**What the task asks**
Write each line out exactly, leaving none out.

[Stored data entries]
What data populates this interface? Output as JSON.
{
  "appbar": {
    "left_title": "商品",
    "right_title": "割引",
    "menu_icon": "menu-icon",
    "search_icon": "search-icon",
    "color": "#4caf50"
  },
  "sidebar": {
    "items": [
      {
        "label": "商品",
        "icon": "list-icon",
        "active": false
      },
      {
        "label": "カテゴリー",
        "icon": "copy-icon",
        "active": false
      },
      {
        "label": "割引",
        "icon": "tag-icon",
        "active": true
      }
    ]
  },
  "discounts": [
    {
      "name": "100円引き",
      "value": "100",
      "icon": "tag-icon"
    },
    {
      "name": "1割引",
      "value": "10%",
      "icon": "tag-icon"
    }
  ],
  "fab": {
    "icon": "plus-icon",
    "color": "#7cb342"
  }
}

**Correct response**
What data populates this interface? Output as JSON.
{
  "appbar": {
    "left_title": "商品",
    "right_title": "割引",
    "menu_icon": "menu-icon",
    "search_icon": "search-icon",
    "color": "#4caf50"
  },
  "sidebar": {
    "items": [
      {
        "label": "商品",
        "icon": "list-icon",
        "active": false
      },
      {
        "label": "カテゴリー",
        "icon": "copy-icon",
        "active": false
      },
      {
        "label": "割引",
        "icon": "tag-icon",
        "active": true
      }
    ]
  },
  "discounts": [
    {
      "name": "100円引き",
      "value": "100",
      "icon": "tag-icon"
    },
    {
      "name": "1割引",
      "value": "10%",
      "icon": "tag-icon"
    }
  ],
  "fab": {
    "icon": "plus-icon",
    "color": "#7cb342"
  }
}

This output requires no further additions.